# WHAT YOU ARE ASKED TO DO:
Below is a listing; write it out exactly and drop any images from it.

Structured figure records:
- - - - -
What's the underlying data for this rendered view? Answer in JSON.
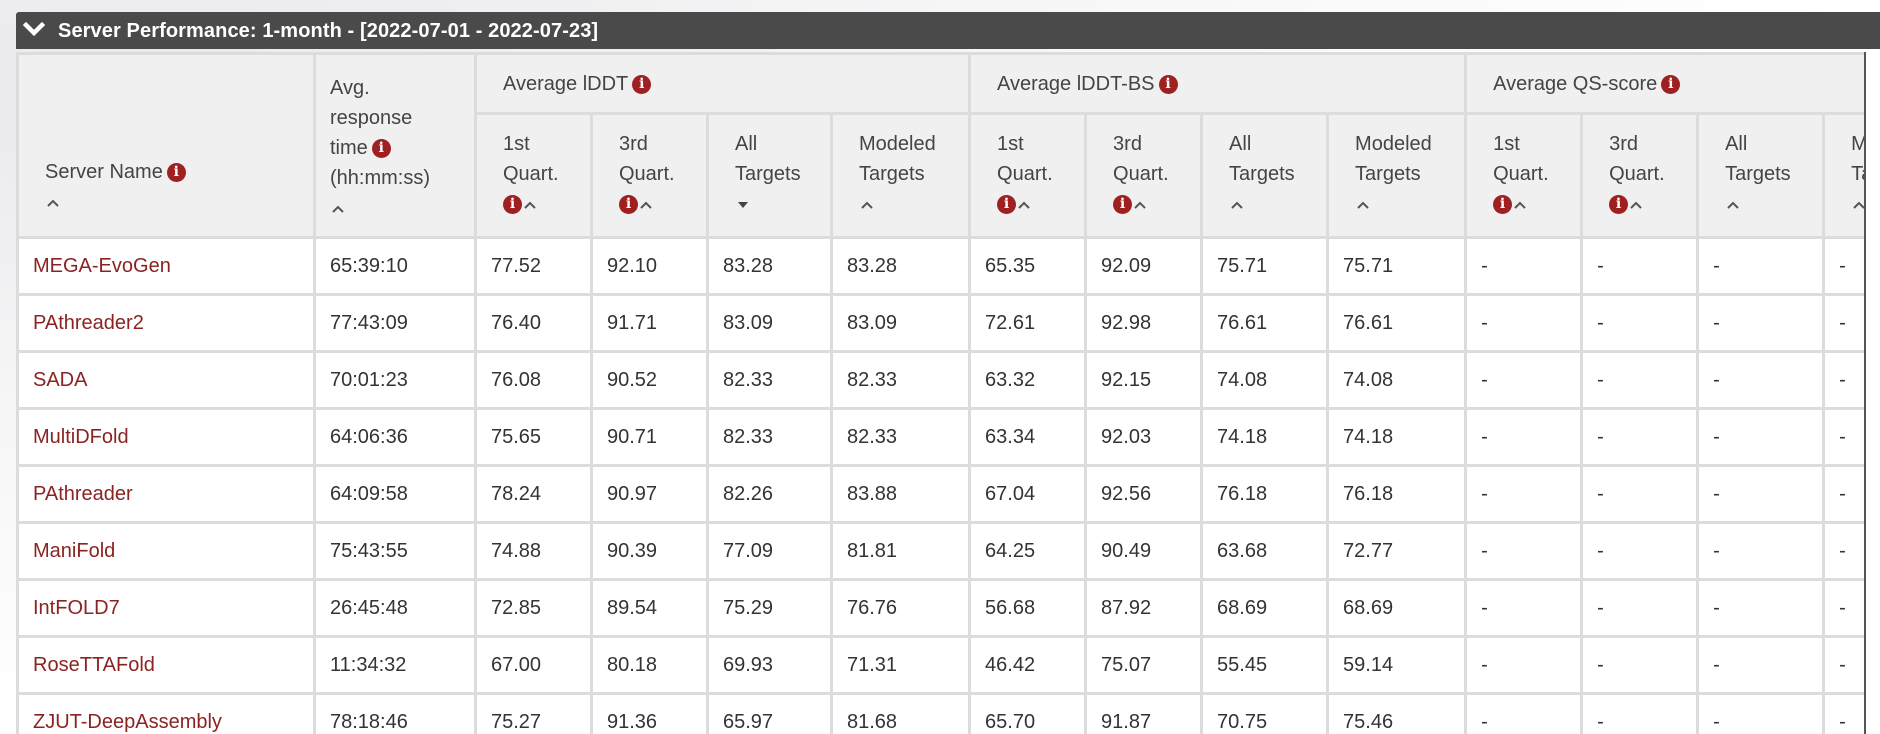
{
  "panel": {
    "title": "Server Performance: 1-month - [2022-07-01 - 2022-07-23]"
  },
  "columns": {
    "server_name": "Server Name",
    "avg_resp": [
      "Avg.",
      "response",
      "time",
      "(hh:mm:ss)"
    ],
    "groups": [
      "Average lDDT",
      "Average lDDT-BS",
      "Average QS-score"
    ],
    "sub": {
      "q1": [
        "1st",
        "Quart."
      ],
      "q3": [
        "3rd",
        "Quart."
      ],
      "all": [
        "All",
        "Targets"
      ],
      "mod": [
        "Modeled",
        "Targets"
      ],
      "mod_cut": [
        "M",
        "Ta"
      ]
    }
  },
  "rows": [
    {
      "name": "MEGA-EvoGen",
      "time": "65:39:10",
      "lddt": [
        "77.52",
        "92.10",
        "83.28",
        "83.28"
      ],
      "bs": [
        "65.35",
        "92.09",
        "75.71",
        "75.71"
      ],
      "qs": [
        "-",
        "-",
        "-",
        "-"
      ]
    },
    {
      "name": "PAthreader2",
      "time": "77:43:09",
      "lddt": [
        "76.40",
        "91.71",
        "83.09",
        "83.09"
      ],
      "bs": [
        "72.61",
        "92.98",
        "76.61",
        "76.61"
      ],
      "qs": [
        "-",
        "-",
        "-",
        "-"
      ]
    },
    {
      "name": "SADA",
      "time": "70:01:23",
      "lddt": [
        "76.08",
        "90.52",
        "82.33",
        "82.33"
      ],
      "bs": [
        "63.32",
        "92.15",
        "74.08",
        "74.08"
      ],
      "qs": [
        "-",
        "-",
        "-",
        "-"
      ]
    },
    {
      "name": "MultiDFold",
      "time": "64:06:36",
      "lddt": [
        "75.65",
        "90.71",
        "82.33",
        "82.33"
      ],
      "bs": [
        "63.34",
        "92.03",
        "74.18",
        "74.18"
      ],
      "qs": [
        "-",
        "-",
        "-",
        "-"
      ]
    },
    {
      "name": "PAthreader",
      "time": "64:09:58",
      "lddt": [
        "78.24",
        "90.97",
        "82.26",
        "83.88"
      ],
      "bs": [
        "67.04",
        "92.56",
        "76.18",
        "76.18"
      ],
      "qs": [
        "-",
        "-",
        "-",
        "-"
      ]
    },
    {
      "name": "ManiFold",
      "time": "75:43:55",
      "lddt": [
        "74.88",
        "90.39",
        "77.09",
        "81.81"
      ],
      "bs": [
        "64.25",
        "90.49",
        "63.68",
        "72.77"
      ],
      "qs": [
        "-",
        "-",
        "-",
        "-"
      ]
    },
    {
      "name": "IntFOLD7",
      "time": "26:45:48",
      "lddt": [
        "72.85",
        "89.54",
        "75.29",
        "76.76"
      ],
      "bs": [
        "56.68",
        "87.92",
        "68.69",
        "68.69"
      ],
      "qs": [
        "-",
        "-",
        "-",
        "-"
      ]
    },
    {
      "name": "RoseTTAFold",
      "time": "11:34:32",
      "lddt": [
        "67.00",
        "80.18",
        "69.93",
        "71.31"
      ],
      "bs": [
        "46.42",
        "75.07",
        "55.45",
        "59.14"
      ],
      "qs": [
        "-",
        "-",
        "-",
        "-"
      ]
    },
    {
      "name": "ZJUT-DeepAssembly",
      "time": "78:18:46",
      "lddt": [
        "75.27",
        "91.36",
        "65.97",
        "81.68"
      ],
      "bs": [
        "65.70",
        "91.87",
        "70.75",
        "75.46"
      ],
      "qs": [
        "-",
        "-",
        "-",
        "-"
      ]
    }
  ],
  "icons": {
    "info": "i",
    "collapse": "chevron-down-icon",
    "sort_asc": "sort-asc-icon",
    "sort_desc": "sort-desc-icon"
  },
  "colors": {
    "header_bg": "#4a4a4a",
    "link": "#8b2323",
    "info_icon": "#9e2021"
  }
}
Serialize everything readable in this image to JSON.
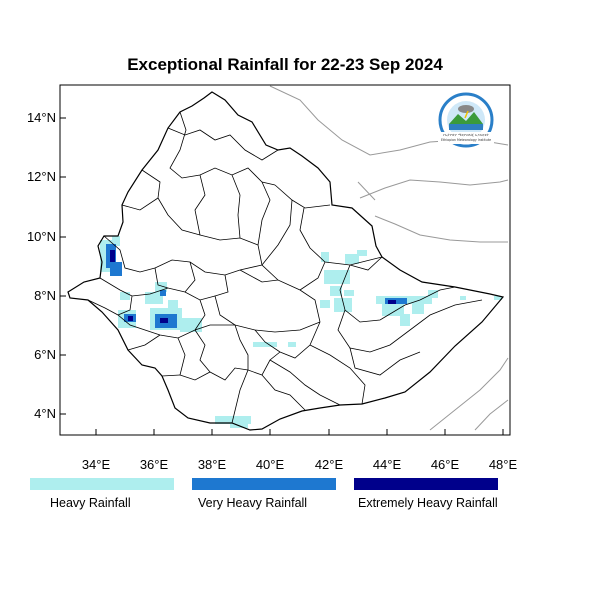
{
  "title": "Exceptional Rainfall for 22-23 Sep 2024",
  "map": {
    "lat_ticks": [
      "4°N",
      "6°N",
      "8°N",
      "10°N",
      "12°N",
      "14°N"
    ],
    "lon_ticks": [
      "34°E",
      "36°E",
      "38°E",
      "40°E",
      "42°E",
      "44°E",
      "46°E",
      "48°E"
    ]
  },
  "logo": {
    "text": "የኢትዮጵያ ሜቲዮሮሎጂ ኢንስቲቱት",
    "subtext": "Ethiopian Meteorology Institute"
  },
  "legend": [
    {
      "label": "Heavy Rainfall",
      "color": "#aeeeee"
    },
    {
      "label": "Very Heavy Rainfall",
      "color": "#1e78d0"
    },
    {
      "label": "Extremely Heavy Rainfall",
      "color": "#00008b"
    }
  ]
}
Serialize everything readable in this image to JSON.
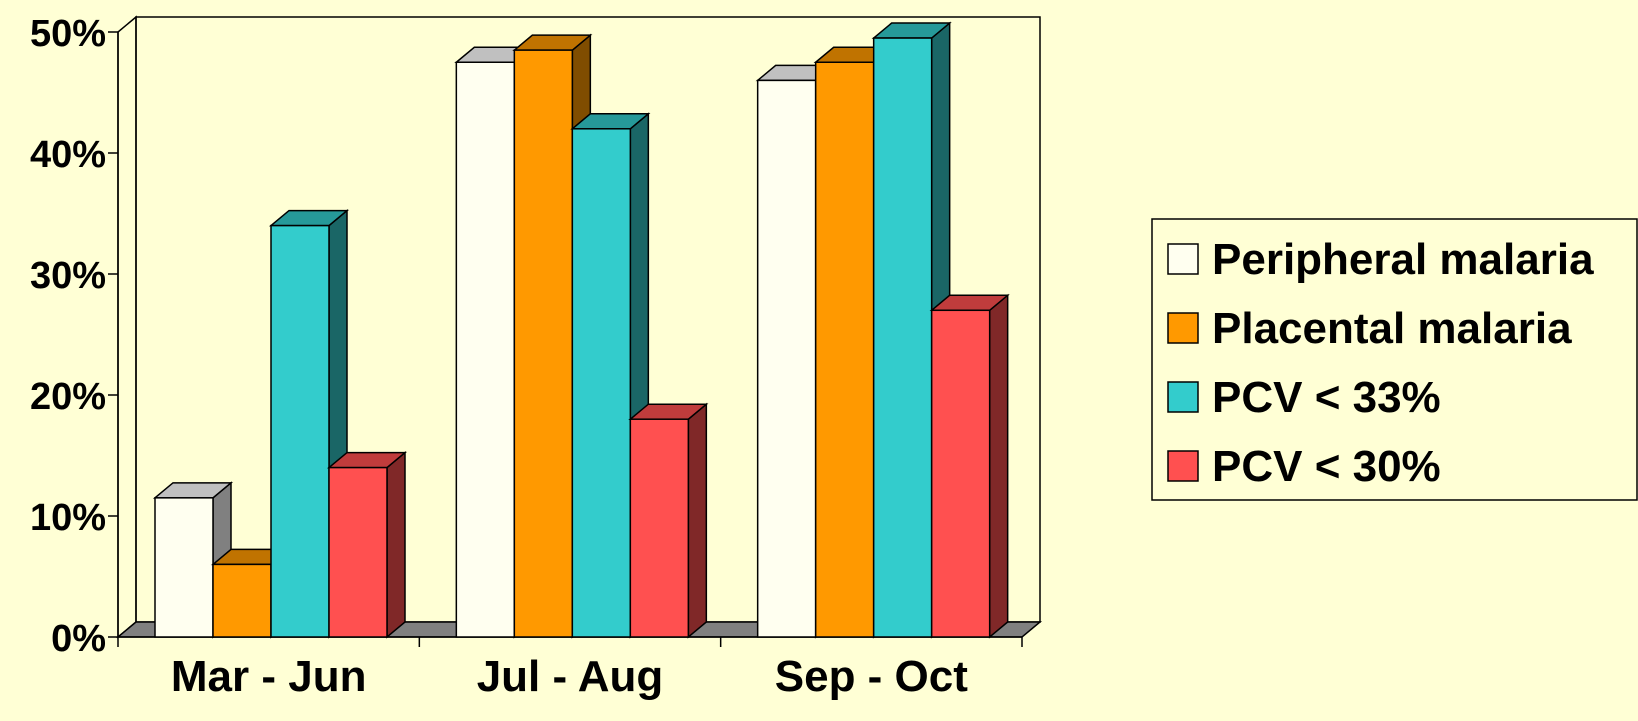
{
  "chart_data": {
    "type": "bar",
    "title": "",
    "xlabel": "",
    "ylabel": "",
    "ylim": [
      0,
      50
    ],
    "y_ticks": [
      "0%",
      "10%",
      "20%",
      "30%",
      "40%",
      "50%"
    ],
    "y_tick_values": [
      0,
      10,
      20,
      30,
      40,
      50
    ],
    "categories": [
      "Mar - Jun",
      "Jul - Aug",
      "Sep - Oct"
    ],
    "series": [
      {
        "name": "Peripheral malaria",
        "values": [
          11.5,
          47.5,
          46
        ],
        "color": "#FFFFF0",
        "side_color": "#808080",
        "top_color": "#C0C0C0"
      },
      {
        "name": "Placental malaria",
        "values": [
          6,
          48.5,
          47.5
        ],
        "color": "#FF9900",
        "side_color": "#804D00",
        "top_color": "#C07300"
      },
      {
        "name": "PCV < 33%",
        "values": [
          34,
          42,
          49.5
        ],
        "color": "#33CCCC",
        "side_color": "#1A6666",
        "top_color": "#269999"
      },
      {
        "name": "PCV < 30%",
        "values": [
          14,
          18,
          27
        ],
        "color": "#FF5050",
        "side_color": "#802828",
        "top_color": "#C03C3C"
      }
    ],
    "grid": false,
    "legend_position": "right",
    "three_d": true
  },
  "colors": {
    "background": "#FFFFD5",
    "floor": "#808080",
    "axis": "#000000"
  }
}
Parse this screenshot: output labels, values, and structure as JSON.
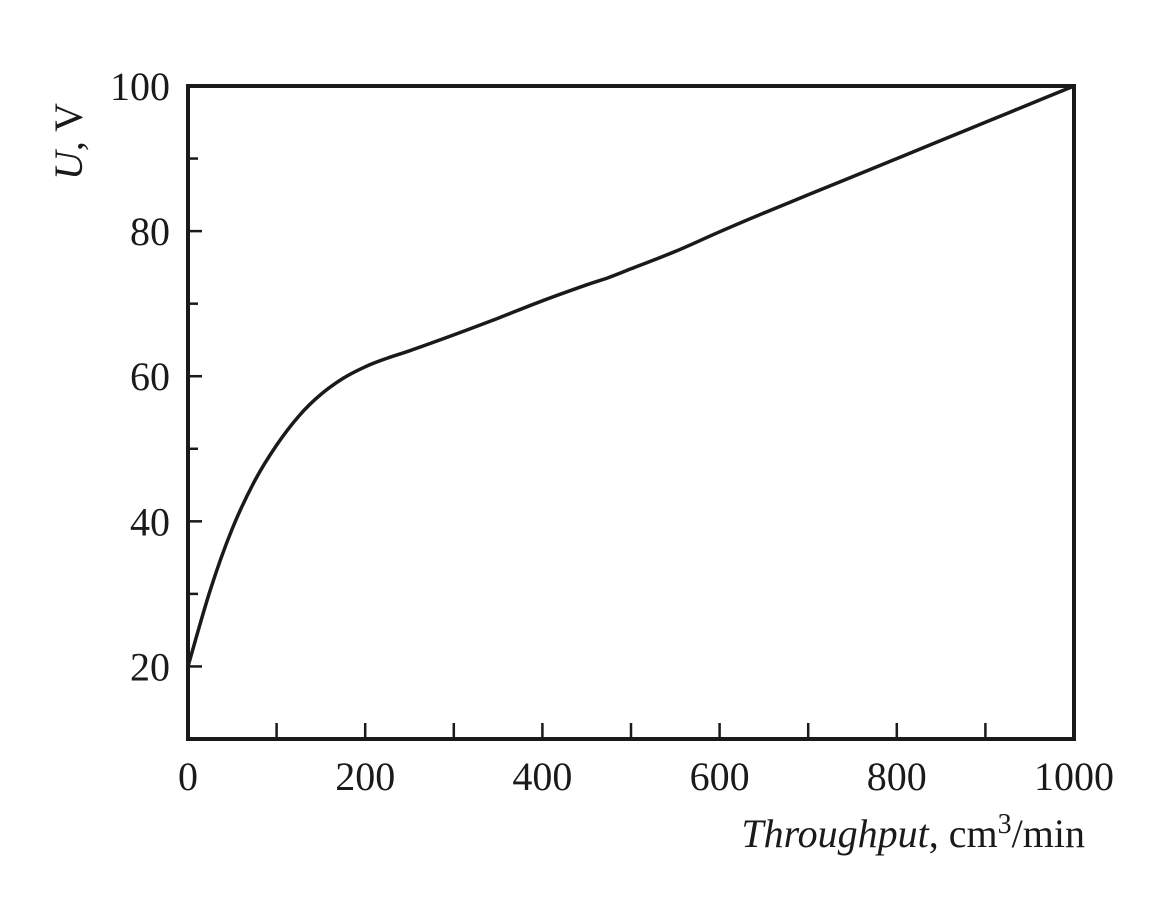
{
  "chart_data": {
    "type": "line",
    "title": "",
    "xlabel_italic": "Throughput",
    "xlabel_unit_prefix": ", cm",
    "xlabel_unit_sup": "3",
    "xlabel_unit_suffix": "/min",
    "ylabel_italic": "U",
    "ylabel_unit": ", V",
    "xlim": [
      0,
      1000
    ],
    "ylim": [
      10,
      100
    ],
    "x_major_ticks": [
      0,
      200,
      400,
      600,
      800,
      1000
    ],
    "x_minor_ticks": [
      100,
      300,
      500,
      700,
      900
    ],
    "y_major_ticks": [
      20,
      40,
      60,
      80,
      100
    ],
    "y_minor_ticks": [
      30,
      50,
      70,
      90
    ],
    "x_tick_labels": [
      "0",
      "200",
      "400",
      "600",
      "800",
      "1000"
    ],
    "y_tick_labels": [
      "20",
      "40",
      "60",
      "80",
      "100"
    ],
    "grid": false,
    "series": [
      {
        "color": "#1a1a1a",
        "x": [
          0,
          25,
          50,
          75,
          100,
          125,
          150,
          175,
          200,
          225,
          250,
          300,
          350,
          400,
          450,
          475,
          500,
          550,
          600,
          650,
          700,
          750,
          800,
          850,
          900,
          950,
          1000
        ],
        "y": [
          20,
          30.5,
          39,
          45.5,
          50.5,
          54.5,
          57.5,
          59.7,
          61.3,
          62.5,
          63.5,
          65.7,
          68,
          70.4,
          72.6,
          73.6,
          74.8,
          77.2,
          79.9,
          82.5,
          85,
          87.5,
          90,
          92.5,
          95,
          97.5,
          100
        ]
      }
    ]
  }
}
- - - - -
# TASK ANSWER:
What's the underlying data for this rendered view? Answer in JSON.
{
  "panel": {
    "title": "Server Performance: 1-month - [2022-07-01 - 2022-07-23]"
  },
  "columns": {
    "server_name": "Server Name",
    "avg_resp": [
      "Avg.",
      "response",
      "time",
      "(hh:mm:ss)"
    ],
    "groups": [
      "Average lDDT",
      "Average lDDT-BS",
      "Average QS-score"
    ],
    "sub": {
      "q1": [
        "1st",
        "Quart."
      ],
      "q3": [
        "3rd",
        "Quart."
      ],
      "all": [
        "All",
        "Targets"
      ],
      "mod": [
        "Modeled",
        "Targets"
      ],
      "mod_cut": [
        "M",
        "Ta"
      ]
    }
  },
  "rows": [
    {
      "name": "MEGA-EvoGen",
      "time": "65:39:10",
      "lddt": [
        "77.52",
        "92.10",
        "83.28",
        "83.28"
      ],
      "bs": [
        "65.35",
        "92.09",
        "75.71",
        "75.71"
      ],
      "qs": [
        "-",
        "-",
        "-",
        "-"
      ]
    },
    {
      "name": "PAthreader2",
      "time": "77:43:09",
      "lddt": [
        "76.40",
        "91.71",
        "83.09",
        "83.09"
      ],
      "bs": [
        "72.61",
        "92.98",
        "76.61",
        "76.61"
      ],
      "qs": [
        "-",
        "-",
        "-",
        "-"
      ]
    },
    {
      "name": "SADA",
      "time": "70:01:23",
      "lddt": [
        "76.08",
        "90.52",
        "82.33",
        "82.33"
      ],
      "bs": [
        "63.32",
        "92.15",
        "74.08",
        "74.08"
      ],
      "qs": [
        "-",
        "-",
        "-",
        "-"
      ]
    },
    {
      "name": "MultiDFold",
      "time": "64:06:36",
      "lddt": [
        "75.65",
        "90.71",
        "82.33",
        "82.33"
      ],
      "bs": [
        "63.34",
        "92.03",
        "74.18",
        "74.18"
      ],
      "qs": [
        "-",
        "-",
        "-",
        "-"
      ]
    },
    {
      "name": "PAthreader",
      "time": "64:09:58",
      "lddt": [
        "78.24",
        "90.97",
        "82.26",
        "83.88"
      ],
      "bs": [
        "67.04",
        "92.56",
        "76.18",
        "76.18"
      ],
      "qs": [
        "-",
        "-",
        "-",
        "-"
      ]
    },
    {
      "name": "ManiFold",
      "time": "75:43:55",
      "lddt": [
        "74.88",
        "90.39",
        "77.09",
        "81.81"
      ],
      "bs": [
        "64.25",
        "90.49",
        "63.68",
        "72.77"
      ],
      "qs": [
        "-",
        "-",
        "-",
        "-"
      ]
    },
    {
      "name": "IntFOLD7",
      "time": "26:45:48",
      "lddt": [
        "72.85",
        "89.54",
        "75.29",
        "76.76"
      ],
      "bs": [
        "56.68",
        "87.92",
        "68.69",
        "68.69"
      ],
      "qs": [
        "-",
        "-",
        "-",
        "-"
      ]
    },
    {
      "name": "RoseTTAFold",
      "time": "11:34:32",
      "lddt": [
        "67.00",
        "80.18",
        "69.93",
        "71.31"
      ],
      "bs": [
        "46.42",
        "75.07",
        "55.45",
        "59.14"
      ],
      "qs": [
        "-",
        "-",
        "-",
        "-"
      ]
    },
    {
      "name": "ZJUT-DeepAssembly",
      "time": "78:18:46",
      "lddt": [
        "75.27",
        "91.36",
        "65.97",
        "81.68"
      ],
      "bs": [
        "65.70",
        "91.87",
        "70.75",
        "75.46"
      ],
      "qs": [
        "-",
        "-",
        "-",
        "-"
      ]
    }
  ],
  "icons": {
    "info": "i",
    "collapse": "chevron-down-icon",
    "sort_asc": "sort-asc-icon",
    "sort_desc": "sort-desc-icon"
  },
  "colors": {
    "header_bg": "#4a4a4a",
    "link": "#8b2323",
    "info_icon": "#9e2021"
  }
}
Serialize everything readable in this image to JSON.
{
  "title": "Exceptional Rainfall for 22-23 Sep 2024",
  "map": {
    "lat_ticks": [
      "4°N",
      "6°N",
      "8°N",
      "10°N",
      "12°N",
      "14°N"
    ],
    "lon_ticks": [
      "34°E",
      "36°E",
      "38°E",
      "40°E",
      "42°E",
      "44°E",
      "46°E",
      "48°E"
    ]
  },
  "logo": {
    "text": "የኢትዮጵያ ሜቲዮሮሎጂ ኢንስቲቱት",
    "subtext": "Ethiopian Meteorology Institute"
  },
  "legend": [
    {
      "label": "Heavy Rainfall",
      "color": "#aeeeee"
    },
    {
      "label": "Very Heavy Rainfall",
      "color": "#1e78d0"
    },
    {
      "label": "Extremely Heavy Rainfall",
      "color": "#00008b"
    }
  ]
}
Serialize everything readable in this image to JSON.
{
  "chart_data": {
    "type": "bar",
    "title": "",
    "xlabel": "",
    "ylabel": "",
    "ylim": [
      0,
      50
    ],
    "y_ticks": [
      "0%",
      "10%",
      "20%",
      "30%",
      "40%",
      "50%"
    ],
    "y_tick_values": [
      0,
      10,
      20,
      30,
      40,
      50
    ],
    "categories": [
      "Mar - Jun",
      "Jul - Aug",
      "Sep - Oct"
    ],
    "series": [
      {
        "name": "Peripheral malaria",
        "values": [
          11.5,
          47.5,
          46
        ],
        "color": "#FFFFF0",
        "side_color": "#808080",
        "top_color": "#C0C0C0"
      },
      {
        "name": "Placental malaria",
        "values": [
          6,
          48.5,
          47.5
        ],
        "color": "#FF9900",
        "side_color": "#804D00",
        "top_color": "#C07300"
      },
      {
        "name": "PCV < 33%",
        "values": [
          34,
          42,
          49.5
        ],
        "color": "#33CCCC",
        "side_color": "#1A6666",
        "top_color": "#269999"
      },
      {
        "name": "PCV < 30%",
        "values": [
          14,
          18,
          27
        ],
        "color": "#FF5050",
        "side_color": "#802828",
        "top_color": "#C03C3C"
      }
    ],
    "grid": false,
    "legend_position": "right",
    "three_d": true
  },
  "colors": {
    "background": "#FFFFD5",
    "floor": "#808080",
    "axis": "#000000"
  }
}
Parse this screenshot: output labels, values, and structure as JSON.
{
  "chart_data": {
    "type": "line",
    "title": "",
    "xlabel_italic": "Throughput",
    "xlabel_unit_prefix": ", cm",
    "xlabel_unit_sup": "3",
    "xlabel_unit_suffix": "/min",
    "ylabel_italic": "U",
    "ylabel_unit": ", V",
    "xlim": [
      0,
      1000
    ],
    "ylim": [
      10,
      100
    ],
    "x_major_ticks": [
      0,
      200,
      400,
      600,
      800,
      1000
    ],
    "x_minor_ticks": [
      100,
      300,
      500,
      700,
      900
    ],
    "y_major_ticks": [
      20,
      40,
      60,
      80,
      100
    ],
    "y_minor_ticks": [
      30,
      50,
      70,
      90
    ],
    "x_tick_labels": [
      "0",
      "200",
      "400",
      "600",
      "800",
      "1000"
    ],
    "y_tick_labels": [
      "20",
      "40",
      "60",
      "80",
      "100"
    ],
    "grid": false,
    "series": [
      {
        "color": "#1a1a1a",
        "x": [
          0,
          25,
          50,
          75,
          100,
          125,
          150,
          175,
          200,
          225,
          250,
          300,
          350,
          400,
          450,
          475,
          500,
          550,
          600,
          650,
          700,
          750,
          800,
          850,
          900,
          950,
          1000
        ],
        "y": [
          20,
          30.5,
          39,
          45.5,
          50.5,
          54.5,
          57.5,
          59.7,
          61.3,
          62.5,
          63.5,
          65.7,
          68,
          70.4,
          72.6,
          73.6,
          74.8,
          77.2,
          79.9,
          82.5,
          85,
          87.5,
          90,
          92.5,
          95,
          97.5,
          100
        ]
      }
    ]
  }
}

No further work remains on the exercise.